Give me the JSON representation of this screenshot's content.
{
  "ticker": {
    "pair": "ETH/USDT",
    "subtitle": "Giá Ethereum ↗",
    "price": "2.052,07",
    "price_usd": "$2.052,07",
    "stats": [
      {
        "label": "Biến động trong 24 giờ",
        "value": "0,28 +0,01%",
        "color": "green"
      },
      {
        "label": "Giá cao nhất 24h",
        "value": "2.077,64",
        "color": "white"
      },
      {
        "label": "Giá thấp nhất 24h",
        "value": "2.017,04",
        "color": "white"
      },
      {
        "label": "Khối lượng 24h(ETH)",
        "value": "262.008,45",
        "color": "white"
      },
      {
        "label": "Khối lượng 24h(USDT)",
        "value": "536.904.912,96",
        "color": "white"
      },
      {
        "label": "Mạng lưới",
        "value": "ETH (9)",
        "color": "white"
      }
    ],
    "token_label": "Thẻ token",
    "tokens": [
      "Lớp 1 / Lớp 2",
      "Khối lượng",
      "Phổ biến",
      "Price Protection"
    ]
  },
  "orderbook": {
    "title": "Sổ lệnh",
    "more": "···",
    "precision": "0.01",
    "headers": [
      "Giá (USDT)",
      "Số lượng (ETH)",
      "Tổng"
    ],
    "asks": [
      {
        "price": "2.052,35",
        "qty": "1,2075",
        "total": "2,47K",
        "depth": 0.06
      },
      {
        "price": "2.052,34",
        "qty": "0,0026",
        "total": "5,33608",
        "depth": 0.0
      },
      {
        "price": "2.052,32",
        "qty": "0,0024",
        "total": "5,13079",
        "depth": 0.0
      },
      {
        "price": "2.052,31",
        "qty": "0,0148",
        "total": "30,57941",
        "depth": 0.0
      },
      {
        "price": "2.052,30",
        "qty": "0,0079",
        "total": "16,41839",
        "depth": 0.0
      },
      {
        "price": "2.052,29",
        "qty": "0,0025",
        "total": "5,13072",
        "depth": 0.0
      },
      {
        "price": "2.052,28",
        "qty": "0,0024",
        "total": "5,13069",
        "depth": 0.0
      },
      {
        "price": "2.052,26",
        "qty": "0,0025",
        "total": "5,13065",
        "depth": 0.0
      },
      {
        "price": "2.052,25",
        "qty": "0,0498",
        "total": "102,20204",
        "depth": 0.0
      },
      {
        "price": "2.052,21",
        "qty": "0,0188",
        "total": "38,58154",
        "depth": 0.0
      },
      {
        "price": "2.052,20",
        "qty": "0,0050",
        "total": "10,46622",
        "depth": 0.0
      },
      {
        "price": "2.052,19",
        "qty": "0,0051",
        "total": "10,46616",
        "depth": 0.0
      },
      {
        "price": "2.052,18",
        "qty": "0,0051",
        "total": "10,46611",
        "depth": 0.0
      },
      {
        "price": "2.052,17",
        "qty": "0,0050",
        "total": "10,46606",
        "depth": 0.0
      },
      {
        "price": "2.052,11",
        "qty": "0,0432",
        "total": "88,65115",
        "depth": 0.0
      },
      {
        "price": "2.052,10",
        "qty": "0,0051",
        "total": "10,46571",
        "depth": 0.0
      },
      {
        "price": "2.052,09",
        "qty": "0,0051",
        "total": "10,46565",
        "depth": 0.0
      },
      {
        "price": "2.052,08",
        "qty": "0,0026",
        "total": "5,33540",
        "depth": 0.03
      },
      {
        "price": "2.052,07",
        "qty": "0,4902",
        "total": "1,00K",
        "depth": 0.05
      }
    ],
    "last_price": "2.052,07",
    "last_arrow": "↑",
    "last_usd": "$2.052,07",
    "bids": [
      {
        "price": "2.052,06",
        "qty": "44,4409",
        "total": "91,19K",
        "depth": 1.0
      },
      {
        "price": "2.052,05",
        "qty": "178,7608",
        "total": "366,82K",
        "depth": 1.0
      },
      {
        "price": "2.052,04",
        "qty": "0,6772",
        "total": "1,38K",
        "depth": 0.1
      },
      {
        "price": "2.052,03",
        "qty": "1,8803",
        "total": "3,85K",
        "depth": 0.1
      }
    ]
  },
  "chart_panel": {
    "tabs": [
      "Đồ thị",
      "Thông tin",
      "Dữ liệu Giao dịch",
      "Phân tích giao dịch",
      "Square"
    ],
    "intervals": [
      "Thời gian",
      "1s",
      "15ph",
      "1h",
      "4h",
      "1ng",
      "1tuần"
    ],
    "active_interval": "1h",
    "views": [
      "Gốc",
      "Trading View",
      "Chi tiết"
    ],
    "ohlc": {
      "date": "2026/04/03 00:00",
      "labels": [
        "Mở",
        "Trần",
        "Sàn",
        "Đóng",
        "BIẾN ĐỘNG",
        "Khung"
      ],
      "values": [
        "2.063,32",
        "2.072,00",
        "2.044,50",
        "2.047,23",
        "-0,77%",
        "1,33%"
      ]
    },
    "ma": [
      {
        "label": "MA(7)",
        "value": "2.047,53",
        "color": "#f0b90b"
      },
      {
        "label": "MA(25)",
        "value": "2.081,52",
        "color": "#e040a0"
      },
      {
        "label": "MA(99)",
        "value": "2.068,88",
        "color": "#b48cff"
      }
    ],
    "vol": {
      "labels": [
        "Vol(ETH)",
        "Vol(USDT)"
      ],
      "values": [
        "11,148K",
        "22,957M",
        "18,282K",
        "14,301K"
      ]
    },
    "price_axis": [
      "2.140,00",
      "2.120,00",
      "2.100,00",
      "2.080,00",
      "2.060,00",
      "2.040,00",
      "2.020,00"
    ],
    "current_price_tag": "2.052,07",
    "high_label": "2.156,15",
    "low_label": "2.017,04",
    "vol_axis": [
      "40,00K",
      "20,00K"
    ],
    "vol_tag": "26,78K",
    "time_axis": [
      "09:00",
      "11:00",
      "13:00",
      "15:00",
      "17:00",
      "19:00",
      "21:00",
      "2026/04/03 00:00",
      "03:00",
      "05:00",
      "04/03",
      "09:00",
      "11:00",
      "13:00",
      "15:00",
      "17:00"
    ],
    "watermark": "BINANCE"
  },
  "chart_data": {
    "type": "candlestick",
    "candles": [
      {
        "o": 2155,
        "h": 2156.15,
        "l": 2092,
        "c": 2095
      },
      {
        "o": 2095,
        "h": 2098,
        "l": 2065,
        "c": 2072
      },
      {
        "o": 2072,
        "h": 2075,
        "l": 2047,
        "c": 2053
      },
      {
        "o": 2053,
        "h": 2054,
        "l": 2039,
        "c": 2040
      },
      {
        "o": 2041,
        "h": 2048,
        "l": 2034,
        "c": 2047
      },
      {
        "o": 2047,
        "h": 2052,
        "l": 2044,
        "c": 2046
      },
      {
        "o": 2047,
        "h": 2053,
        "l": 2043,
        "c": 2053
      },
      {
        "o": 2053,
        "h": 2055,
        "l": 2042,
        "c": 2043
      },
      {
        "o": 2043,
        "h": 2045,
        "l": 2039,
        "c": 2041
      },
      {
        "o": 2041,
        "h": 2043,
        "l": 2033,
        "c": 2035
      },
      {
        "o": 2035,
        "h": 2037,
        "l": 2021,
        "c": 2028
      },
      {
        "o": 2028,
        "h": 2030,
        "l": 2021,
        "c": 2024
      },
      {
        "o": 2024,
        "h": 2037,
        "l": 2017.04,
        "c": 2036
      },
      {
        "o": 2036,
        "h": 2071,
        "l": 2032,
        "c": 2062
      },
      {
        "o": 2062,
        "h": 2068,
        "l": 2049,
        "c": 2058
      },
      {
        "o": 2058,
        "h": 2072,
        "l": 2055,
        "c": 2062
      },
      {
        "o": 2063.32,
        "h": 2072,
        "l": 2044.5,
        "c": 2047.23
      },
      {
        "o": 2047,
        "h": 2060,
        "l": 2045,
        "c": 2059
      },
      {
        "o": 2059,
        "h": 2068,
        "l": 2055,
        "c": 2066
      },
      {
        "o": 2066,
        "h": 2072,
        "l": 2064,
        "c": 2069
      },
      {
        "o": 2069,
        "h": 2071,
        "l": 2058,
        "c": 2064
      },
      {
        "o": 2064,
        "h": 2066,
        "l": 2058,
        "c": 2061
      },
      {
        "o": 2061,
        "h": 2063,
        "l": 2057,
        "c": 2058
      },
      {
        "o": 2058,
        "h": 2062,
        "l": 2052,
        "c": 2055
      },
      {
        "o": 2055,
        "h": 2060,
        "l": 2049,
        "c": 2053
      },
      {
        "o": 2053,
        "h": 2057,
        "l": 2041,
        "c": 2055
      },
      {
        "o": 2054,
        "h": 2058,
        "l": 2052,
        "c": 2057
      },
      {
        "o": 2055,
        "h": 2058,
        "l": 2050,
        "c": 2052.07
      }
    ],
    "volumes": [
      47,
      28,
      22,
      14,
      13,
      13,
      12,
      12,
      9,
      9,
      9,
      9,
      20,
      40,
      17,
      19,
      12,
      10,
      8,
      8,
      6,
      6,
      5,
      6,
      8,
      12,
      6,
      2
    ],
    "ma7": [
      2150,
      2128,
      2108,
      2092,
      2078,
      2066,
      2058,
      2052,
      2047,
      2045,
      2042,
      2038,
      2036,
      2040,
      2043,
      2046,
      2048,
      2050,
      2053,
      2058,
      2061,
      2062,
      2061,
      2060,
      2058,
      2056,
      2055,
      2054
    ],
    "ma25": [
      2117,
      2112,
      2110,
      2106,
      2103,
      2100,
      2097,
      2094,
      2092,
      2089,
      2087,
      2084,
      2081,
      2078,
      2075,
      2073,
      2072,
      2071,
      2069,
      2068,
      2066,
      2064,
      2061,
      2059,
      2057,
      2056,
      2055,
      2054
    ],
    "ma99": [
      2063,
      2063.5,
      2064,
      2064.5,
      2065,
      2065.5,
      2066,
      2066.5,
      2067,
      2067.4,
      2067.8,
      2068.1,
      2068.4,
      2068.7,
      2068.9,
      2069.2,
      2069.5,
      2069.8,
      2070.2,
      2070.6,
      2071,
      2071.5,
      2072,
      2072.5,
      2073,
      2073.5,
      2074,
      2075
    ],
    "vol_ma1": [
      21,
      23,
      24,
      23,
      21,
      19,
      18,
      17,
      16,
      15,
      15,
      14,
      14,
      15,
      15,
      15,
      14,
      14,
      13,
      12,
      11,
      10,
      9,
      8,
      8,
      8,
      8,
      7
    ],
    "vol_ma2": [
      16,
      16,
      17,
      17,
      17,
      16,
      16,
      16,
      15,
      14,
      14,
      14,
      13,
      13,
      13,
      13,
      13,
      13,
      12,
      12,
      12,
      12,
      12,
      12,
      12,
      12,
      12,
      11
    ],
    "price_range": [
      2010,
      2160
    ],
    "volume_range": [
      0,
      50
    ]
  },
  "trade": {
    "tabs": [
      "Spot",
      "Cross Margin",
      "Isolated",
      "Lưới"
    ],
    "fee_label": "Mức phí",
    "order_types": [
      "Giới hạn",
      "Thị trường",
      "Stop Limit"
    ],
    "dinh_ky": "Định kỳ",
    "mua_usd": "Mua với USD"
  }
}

Exercise description >>
Search the lines for "Khối". Copy each line that has it.

Reply >>
        "label": "Khối lượng 24h(ETH)",
        "label": "Khối lượng 24h(USDT)",
      "Khối lượng",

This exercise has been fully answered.